> **REQUIRED WORK**:
Pull out every line below holding the word "name".

Stored items:

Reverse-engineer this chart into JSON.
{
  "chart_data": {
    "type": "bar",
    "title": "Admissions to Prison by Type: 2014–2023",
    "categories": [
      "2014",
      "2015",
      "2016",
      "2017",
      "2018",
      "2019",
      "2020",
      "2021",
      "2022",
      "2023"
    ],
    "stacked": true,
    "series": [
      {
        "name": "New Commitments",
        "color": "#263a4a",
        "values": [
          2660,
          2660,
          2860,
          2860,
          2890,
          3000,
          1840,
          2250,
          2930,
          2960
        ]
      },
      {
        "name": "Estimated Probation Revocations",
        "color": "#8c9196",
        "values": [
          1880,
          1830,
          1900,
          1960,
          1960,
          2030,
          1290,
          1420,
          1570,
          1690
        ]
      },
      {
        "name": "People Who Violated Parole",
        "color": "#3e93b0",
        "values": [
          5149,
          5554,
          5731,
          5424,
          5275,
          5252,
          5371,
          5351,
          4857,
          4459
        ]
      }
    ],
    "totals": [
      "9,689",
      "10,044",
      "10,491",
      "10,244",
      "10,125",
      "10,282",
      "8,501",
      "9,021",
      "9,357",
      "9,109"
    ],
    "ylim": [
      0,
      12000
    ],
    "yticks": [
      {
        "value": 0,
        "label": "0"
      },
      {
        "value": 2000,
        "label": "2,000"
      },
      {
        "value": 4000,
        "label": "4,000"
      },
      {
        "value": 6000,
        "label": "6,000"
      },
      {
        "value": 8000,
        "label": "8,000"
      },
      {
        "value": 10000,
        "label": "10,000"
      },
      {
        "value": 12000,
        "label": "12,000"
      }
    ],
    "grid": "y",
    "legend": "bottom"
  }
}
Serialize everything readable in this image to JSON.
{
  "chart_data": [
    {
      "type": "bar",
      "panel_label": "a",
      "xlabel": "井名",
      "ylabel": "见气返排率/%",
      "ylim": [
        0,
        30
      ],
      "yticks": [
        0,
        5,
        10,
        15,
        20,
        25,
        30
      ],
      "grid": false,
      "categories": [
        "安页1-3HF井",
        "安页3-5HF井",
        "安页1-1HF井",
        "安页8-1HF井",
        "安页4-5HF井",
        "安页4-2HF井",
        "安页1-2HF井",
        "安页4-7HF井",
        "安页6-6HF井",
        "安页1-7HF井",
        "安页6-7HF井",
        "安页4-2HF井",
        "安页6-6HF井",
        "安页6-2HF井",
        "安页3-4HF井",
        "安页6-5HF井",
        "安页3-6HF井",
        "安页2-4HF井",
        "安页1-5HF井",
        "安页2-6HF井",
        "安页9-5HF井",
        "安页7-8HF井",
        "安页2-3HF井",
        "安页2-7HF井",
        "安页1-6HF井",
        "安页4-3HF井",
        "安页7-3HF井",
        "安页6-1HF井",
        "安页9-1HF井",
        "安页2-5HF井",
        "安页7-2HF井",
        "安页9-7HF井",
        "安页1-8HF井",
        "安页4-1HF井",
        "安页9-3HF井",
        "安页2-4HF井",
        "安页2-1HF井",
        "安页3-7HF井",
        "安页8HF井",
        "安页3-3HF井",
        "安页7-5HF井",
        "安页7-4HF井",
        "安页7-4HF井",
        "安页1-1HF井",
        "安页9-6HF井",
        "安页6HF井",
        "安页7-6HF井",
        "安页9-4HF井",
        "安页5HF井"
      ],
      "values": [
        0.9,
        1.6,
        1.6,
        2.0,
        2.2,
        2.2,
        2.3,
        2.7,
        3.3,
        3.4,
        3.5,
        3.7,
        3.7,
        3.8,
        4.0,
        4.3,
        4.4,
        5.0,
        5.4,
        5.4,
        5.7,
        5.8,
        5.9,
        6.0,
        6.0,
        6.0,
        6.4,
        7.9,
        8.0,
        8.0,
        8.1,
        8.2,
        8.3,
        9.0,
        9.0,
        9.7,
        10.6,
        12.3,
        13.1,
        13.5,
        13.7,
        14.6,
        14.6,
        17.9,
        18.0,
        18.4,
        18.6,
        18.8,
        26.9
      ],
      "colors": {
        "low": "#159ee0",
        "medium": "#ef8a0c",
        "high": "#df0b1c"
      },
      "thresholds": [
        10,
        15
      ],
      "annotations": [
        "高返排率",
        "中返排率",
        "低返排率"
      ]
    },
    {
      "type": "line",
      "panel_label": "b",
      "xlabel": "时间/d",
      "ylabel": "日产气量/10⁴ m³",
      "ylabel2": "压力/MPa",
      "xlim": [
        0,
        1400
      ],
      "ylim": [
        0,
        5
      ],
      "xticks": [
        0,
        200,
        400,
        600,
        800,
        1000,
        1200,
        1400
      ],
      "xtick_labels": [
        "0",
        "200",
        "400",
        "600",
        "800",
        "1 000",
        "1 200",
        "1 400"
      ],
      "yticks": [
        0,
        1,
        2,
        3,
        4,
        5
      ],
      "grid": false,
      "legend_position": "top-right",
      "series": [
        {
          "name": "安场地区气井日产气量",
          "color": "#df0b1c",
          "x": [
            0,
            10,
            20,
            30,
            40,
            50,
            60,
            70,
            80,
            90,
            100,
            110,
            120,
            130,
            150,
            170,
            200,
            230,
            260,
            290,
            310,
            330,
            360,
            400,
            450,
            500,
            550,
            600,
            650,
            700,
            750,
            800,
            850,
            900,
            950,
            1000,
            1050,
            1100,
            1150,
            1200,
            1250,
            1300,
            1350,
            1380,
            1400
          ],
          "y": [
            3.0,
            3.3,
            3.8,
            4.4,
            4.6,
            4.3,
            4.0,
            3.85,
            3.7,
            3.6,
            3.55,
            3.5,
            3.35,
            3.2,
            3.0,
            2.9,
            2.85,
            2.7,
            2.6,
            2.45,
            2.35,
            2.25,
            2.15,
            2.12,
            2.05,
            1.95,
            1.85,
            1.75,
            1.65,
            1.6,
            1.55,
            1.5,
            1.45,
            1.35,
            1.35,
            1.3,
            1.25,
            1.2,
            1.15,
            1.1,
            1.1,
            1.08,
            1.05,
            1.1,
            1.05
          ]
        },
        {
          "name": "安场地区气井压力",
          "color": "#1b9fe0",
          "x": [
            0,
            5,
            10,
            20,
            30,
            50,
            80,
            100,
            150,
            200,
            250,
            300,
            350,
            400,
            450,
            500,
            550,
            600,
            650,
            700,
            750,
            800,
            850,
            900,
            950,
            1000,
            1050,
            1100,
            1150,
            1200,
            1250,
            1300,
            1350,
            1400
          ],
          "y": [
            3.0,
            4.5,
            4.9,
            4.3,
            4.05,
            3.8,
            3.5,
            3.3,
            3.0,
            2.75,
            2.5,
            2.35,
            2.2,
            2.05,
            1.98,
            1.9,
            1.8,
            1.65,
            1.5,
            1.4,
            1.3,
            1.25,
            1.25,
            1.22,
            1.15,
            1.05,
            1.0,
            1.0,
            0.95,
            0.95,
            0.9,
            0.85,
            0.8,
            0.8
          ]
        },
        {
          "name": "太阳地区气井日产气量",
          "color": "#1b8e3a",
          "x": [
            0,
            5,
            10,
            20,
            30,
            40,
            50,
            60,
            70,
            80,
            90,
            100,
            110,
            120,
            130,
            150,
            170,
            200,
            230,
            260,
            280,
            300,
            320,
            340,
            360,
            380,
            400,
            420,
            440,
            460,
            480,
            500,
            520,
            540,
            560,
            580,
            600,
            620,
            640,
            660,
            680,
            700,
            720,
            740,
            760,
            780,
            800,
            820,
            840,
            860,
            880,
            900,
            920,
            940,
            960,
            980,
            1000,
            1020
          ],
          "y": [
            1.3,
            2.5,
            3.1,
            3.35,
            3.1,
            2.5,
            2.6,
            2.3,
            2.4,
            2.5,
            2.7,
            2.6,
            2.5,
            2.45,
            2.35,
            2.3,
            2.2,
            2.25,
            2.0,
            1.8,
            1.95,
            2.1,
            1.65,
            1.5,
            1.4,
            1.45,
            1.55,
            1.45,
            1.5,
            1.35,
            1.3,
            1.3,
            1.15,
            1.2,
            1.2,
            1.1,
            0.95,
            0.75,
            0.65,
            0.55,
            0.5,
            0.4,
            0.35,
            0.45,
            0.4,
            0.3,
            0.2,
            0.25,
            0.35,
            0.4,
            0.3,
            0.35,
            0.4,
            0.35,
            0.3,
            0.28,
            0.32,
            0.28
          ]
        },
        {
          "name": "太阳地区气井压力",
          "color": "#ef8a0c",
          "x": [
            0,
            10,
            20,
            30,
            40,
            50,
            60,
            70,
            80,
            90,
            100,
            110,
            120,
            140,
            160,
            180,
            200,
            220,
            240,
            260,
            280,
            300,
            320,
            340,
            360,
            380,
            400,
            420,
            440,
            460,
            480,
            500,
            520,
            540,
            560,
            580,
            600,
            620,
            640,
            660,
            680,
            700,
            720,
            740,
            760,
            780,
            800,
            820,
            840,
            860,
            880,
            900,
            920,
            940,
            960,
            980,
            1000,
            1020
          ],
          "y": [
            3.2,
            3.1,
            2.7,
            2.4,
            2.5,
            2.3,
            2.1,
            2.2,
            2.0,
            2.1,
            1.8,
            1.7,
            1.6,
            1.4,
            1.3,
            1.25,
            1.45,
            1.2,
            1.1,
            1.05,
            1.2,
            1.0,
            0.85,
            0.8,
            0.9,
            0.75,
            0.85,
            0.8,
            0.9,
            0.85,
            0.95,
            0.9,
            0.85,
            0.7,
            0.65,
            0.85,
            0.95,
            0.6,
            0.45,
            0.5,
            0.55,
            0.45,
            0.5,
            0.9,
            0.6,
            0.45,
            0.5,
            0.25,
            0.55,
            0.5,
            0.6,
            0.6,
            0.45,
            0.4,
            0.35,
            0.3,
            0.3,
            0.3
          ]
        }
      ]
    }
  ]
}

> **RESPONSE TO THE TASK**:
        "name": "New Commitments",
        "name": "Estimated Probation Revocations",
        "name": "People Who Violated Parole",
          "name": "安场地区气井日产气量",
          "name": "安场地区气井压力",
          "name": "太阳地区气井日产气量",
          "name": "太阳地区气井压力",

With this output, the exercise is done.